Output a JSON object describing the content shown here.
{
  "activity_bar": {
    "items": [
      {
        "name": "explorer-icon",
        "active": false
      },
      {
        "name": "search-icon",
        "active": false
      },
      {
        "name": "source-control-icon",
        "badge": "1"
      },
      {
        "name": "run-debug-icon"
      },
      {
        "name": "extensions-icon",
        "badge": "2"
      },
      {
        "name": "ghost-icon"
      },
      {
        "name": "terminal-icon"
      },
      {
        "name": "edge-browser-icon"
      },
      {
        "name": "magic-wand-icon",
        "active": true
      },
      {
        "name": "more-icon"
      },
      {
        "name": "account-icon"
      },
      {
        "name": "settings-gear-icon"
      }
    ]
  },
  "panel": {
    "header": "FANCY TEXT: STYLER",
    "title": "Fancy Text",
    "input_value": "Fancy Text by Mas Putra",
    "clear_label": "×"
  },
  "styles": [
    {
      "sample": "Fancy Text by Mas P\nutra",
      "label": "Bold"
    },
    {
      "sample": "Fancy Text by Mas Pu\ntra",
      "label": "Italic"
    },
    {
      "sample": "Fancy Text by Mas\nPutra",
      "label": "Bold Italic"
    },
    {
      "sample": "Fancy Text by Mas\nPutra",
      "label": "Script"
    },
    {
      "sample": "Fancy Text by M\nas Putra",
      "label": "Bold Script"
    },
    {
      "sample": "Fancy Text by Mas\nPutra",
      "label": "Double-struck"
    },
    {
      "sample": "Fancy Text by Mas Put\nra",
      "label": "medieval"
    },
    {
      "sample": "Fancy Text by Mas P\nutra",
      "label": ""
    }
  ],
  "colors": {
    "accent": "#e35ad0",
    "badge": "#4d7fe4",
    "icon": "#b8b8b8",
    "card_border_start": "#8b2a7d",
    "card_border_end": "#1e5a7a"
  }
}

- _Problem to work on_
Each entry above needs to be retyped exactly.

- _Final result_
Output a JSON object describing the content shown here.
{
  "activity_bar": {
    "items": [
      {
        "name": "explorer-icon",
        "active": false
      },
      {
        "name": "search-icon",
        "active": false
      },
      {
        "name": "source-control-icon",
        "badge": "1"
      },
      {
        "name": "run-debug-icon"
      },
      {
        "name": "extensions-icon",
        "badge": "2"
      },
      {
        "name": "ghost-icon"
      },
      {
        "name": "terminal-icon"
      },
      {
        "name": "edge-browser-icon"
      },
      {
        "name": "magic-wand-icon",
        "active": true
      },
      {
        "name": "more-icon"
      },
      {
        "name": "account-icon"
      },
      {
        "name": "settings-gear-icon"
      }
    ]
  },
  "panel": {
    "header": "FANCY TEXT: STYLER",
    "title": "Fancy Text",
    "input_value": "Fancy Text by Mas Putra",
    "clear_label": "×"
  },
  "styles": [
    {
      "sample": "Fancy Text by Mas P\nutra",
      "label": "Bold"
    },
    {
      "sample": "Fancy Text by Mas Pu\ntra",
      "label": "Italic"
    },
    {
      "sample": "Fancy Text by Mas\nPutra",
      "label": "Bold Italic"
    },
    {
      "sample": "Fancy Text by Mas\nPutra",
      "label": "Script"
    },
    {
      "sample": "Fancy Text by M\nas Putra",
      "label": "Bold Script"
    },
    {
      "sample": "Fancy Text by Mas\nPutra",
      "label": "Double-struck"
    },
    {
      "sample": "Fancy Text by Mas Put\nra",
      "label": "medieval"
    },
    {
      "sample": "Fancy Text by Mas P\nutra",
      "label": ""
    }
  ],
  "colors": {
    "accent": "#e35ad0",
    "badge": "#4d7fe4",
    "icon": "#b8b8b8",
    "card_border_start": "#8b2a7d",
    "card_border_end": "#1e5a7a"
  }
}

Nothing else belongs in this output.